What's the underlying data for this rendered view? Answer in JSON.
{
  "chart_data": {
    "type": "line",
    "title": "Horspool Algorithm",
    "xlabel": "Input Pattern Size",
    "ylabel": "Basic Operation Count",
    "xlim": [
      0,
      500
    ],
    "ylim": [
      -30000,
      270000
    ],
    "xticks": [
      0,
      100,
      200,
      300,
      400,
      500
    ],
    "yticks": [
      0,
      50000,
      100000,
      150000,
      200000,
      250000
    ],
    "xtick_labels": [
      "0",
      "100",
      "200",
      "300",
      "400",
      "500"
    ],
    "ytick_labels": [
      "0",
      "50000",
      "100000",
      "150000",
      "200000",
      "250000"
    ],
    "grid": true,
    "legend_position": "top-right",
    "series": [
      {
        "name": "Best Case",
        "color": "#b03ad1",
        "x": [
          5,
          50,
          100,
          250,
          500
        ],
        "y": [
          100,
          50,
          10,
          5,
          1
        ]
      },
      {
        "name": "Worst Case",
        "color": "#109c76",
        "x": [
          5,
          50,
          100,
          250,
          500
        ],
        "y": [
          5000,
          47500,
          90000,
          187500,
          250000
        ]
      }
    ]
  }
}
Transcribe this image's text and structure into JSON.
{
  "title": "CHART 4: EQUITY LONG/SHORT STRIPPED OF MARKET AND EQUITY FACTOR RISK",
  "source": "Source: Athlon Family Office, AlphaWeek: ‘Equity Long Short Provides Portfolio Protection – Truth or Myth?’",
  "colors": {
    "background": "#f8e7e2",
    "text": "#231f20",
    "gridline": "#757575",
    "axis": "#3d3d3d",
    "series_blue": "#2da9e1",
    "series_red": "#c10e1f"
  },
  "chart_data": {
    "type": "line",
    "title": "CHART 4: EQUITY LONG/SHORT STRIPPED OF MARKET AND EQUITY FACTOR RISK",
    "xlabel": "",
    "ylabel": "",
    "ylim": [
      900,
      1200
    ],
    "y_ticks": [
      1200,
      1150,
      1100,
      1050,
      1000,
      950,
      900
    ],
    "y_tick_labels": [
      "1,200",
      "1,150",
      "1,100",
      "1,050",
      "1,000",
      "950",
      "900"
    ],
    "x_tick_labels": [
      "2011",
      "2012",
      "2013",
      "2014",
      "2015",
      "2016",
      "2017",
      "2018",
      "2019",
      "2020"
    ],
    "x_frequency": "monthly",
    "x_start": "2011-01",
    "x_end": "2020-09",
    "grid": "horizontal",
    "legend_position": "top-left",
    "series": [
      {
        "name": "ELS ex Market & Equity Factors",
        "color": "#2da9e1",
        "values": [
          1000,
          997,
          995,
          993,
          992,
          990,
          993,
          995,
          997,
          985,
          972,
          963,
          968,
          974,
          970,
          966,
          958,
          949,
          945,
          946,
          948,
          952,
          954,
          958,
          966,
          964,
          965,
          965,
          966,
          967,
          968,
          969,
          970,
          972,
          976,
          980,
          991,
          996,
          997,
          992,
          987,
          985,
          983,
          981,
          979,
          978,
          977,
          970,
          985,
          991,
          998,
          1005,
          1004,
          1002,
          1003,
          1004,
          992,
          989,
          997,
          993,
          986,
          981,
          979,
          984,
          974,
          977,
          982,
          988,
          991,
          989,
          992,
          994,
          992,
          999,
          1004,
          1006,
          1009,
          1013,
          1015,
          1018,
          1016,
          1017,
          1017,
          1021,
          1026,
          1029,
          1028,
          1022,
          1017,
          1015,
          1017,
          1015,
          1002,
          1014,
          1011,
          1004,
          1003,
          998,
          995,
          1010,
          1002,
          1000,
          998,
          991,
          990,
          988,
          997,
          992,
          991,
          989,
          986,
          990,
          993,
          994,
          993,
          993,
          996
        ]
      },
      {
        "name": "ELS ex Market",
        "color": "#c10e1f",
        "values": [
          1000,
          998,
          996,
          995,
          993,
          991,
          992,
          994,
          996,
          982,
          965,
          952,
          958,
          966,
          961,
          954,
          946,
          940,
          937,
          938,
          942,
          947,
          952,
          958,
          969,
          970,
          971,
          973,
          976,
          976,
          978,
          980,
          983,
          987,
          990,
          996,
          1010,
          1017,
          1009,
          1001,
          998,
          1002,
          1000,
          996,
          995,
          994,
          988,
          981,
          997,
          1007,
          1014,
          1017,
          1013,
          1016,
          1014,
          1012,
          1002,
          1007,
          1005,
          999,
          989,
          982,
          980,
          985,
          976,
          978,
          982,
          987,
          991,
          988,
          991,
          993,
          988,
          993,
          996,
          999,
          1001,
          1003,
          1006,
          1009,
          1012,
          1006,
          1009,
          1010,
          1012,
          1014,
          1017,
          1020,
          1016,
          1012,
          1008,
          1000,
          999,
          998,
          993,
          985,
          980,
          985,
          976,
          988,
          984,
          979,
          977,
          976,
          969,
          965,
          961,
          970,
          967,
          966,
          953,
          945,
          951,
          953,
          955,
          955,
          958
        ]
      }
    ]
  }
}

----

### Problem
Restate the whole listing exactly.

### Solution to this task
What's the underlying data for this rendered view? Answer in JSON.
{
  "chart_data": {
    "type": "line",
    "title": "Horspool Algorithm",
    "xlabel": "Input Pattern Size",
    "ylabel": "Basic Operation Count",
    "xlim": [
      0,
      500
    ],
    "ylim": [
      -30000,
      270000
    ],
    "xticks": [
      0,
      100,
      200,
      300,
      400,
      500
    ],
    "yticks": [
      0,
      50000,
      100000,
      150000,
      200000,
      250000
    ],
    "xtick_labels": [
      "0",
      "100",
      "200",
      "300",
      "400",
      "500"
    ],
    "ytick_labels": [
      "0",
      "50000",
      "100000",
      "150000",
      "200000",
      "250000"
    ],
    "grid": true,
    "legend_position": "top-right",
    "series": [
      {
        "name": "Best Case",
        "color": "#b03ad1",
        "x": [
          5,
          50,
          100,
          250,
          500
        ],
        "y": [
          100,
          50,
          10,
          5,
          1
        ]
      },
      {
        "name": "Worst Case",
        "color": "#109c76",
        "x": [
          5,
          50,
          100,
          250,
          500
        ],
        "y": [
          5000,
          47500,
          90000,
          187500,
          250000
        ]
      }
    ]
  }
}
Transcribe this image's text and structure into JSON.
{
  "title": "CHART 4: EQUITY LONG/SHORT STRIPPED OF MARKET AND EQUITY FACTOR RISK",
  "source": "Source: Athlon Family Office, AlphaWeek: ‘Equity Long Short Provides Portfolio Protection – Truth or Myth?’",
  "colors": {
    "background": "#f8e7e2",
    "text": "#231f20",
    "gridline": "#757575",
    "axis": "#3d3d3d",
    "series_blue": "#2da9e1",
    "series_red": "#c10e1f"
  },
  "chart_data": {
    "type": "line",
    "title": "CHART 4: EQUITY LONG/SHORT STRIPPED OF MARKET AND EQUITY FACTOR RISK",
    "xlabel": "",
    "ylabel": "",
    "ylim": [
      900,
      1200
    ],
    "y_ticks": [
      1200,
      1150,
      1100,
      1050,
      1000,
      950,
      900
    ],
    "y_tick_labels": [
      "1,200",
      "1,150",
      "1,100",
      "1,050",
      "1,000",
      "950",
      "900"
    ],
    "x_tick_labels": [
      "2011",
      "2012",
      "2013",
      "2014",
      "2015",
      "2016",
      "2017",
      "2018",
      "2019",
      "2020"
    ],
    "x_frequency": "monthly",
    "x_start": "2011-01",
    "x_end": "2020-09",
    "grid": "horizontal",
    "legend_position": "top-left",
    "series": [
      {
        "name": "ELS ex Market & Equity Factors",
        "color": "#2da9e1",
        "values": [
          1000,
          997,
          995,
          993,
          992,
          990,
          993,
          995,
          997,
          985,
          972,
          963,
          968,
          974,
          970,
          966,
          958,
          949,
          945,
          946,
          948,
          952,
          954,
          958,
          966,
          964,
          965,
          965,
          966,
          967,
          968,
          969,
          970,
          972,
          976,
          980,
          991,
          996,
          997,
          992,
          987,
          985,
          983,
          981,
          979,
          978,
          977,
          970,
          985,
          991,
          998,
          1005,
          1004,
          1002,
          1003,
          1004,
          992,
          989,
          997,
          993,
          986,
          981,
          979,
          984,
          974,
          977,
          982,
          988,
          991,
          989,
          992,
          994,
          992,
          999,
          1004,
          1006,
          1009,
          1013,
          1015,
          1018,
          1016,
          1017,
          1017,
          1021,
          1026,
          1029,
          1028,
          1022,
          1017,
          1015,
          1017,
          1015,
          1002,
          1014,
          1011,
          1004,
          1003,
          998,
          995,
          1010,
          1002,
          1000,
          998,
          991,
          990,
          988,
          997,
          992,
          991,
          989,
          986,
          990,
          993,
          994,
          993,
          993,
          996
        ]
      },
      {
        "name": "ELS ex Market",
        "color": "#c10e1f",
        "values": [
          1000,
          998,
          996,
          995,
          993,
          991,
          992,
          994,
          996,
          982,
          965,
          952,
          958,
          966,
          961,
          954,
          946,
          940,
          937,
          938,
          942,
          947,
          952,
          958,
          969,
          970,
          971,
          973,
          976,
          976,
          978,
          980,
          983,
          987,
          990,
          996,
          1010,
          1017,
          1009,
          1001,
          998,
          1002,
          1000,
          996,
          995,
          994,
          988,
          981,
          997,
          1007,
          1014,
          1017,
          1013,
          1016,
          1014,
          1012,
          1002,
          1007,
          1005,
          999,
          989,
          982,
          980,
          985,
          976,
          978,
          982,
          987,
          991,
          988,
          991,
          993,
          988,
          993,
          996,
          999,
          1001,
          1003,
          1006,
          1009,
          1012,
          1006,
          1009,
          1010,
          1012,
          1014,
          1017,
          1020,
          1016,
          1012,
          1008,
          1000,
          999,
          998,
          993,
          985,
          980,
          985,
          976,
          988,
          984,
          979,
          977,
          976,
          969,
          965,
          961,
          970,
          967,
          966,
          953,
          945,
          951,
          953,
          955,
          955,
          958
        ]
      }
    ]
  }
}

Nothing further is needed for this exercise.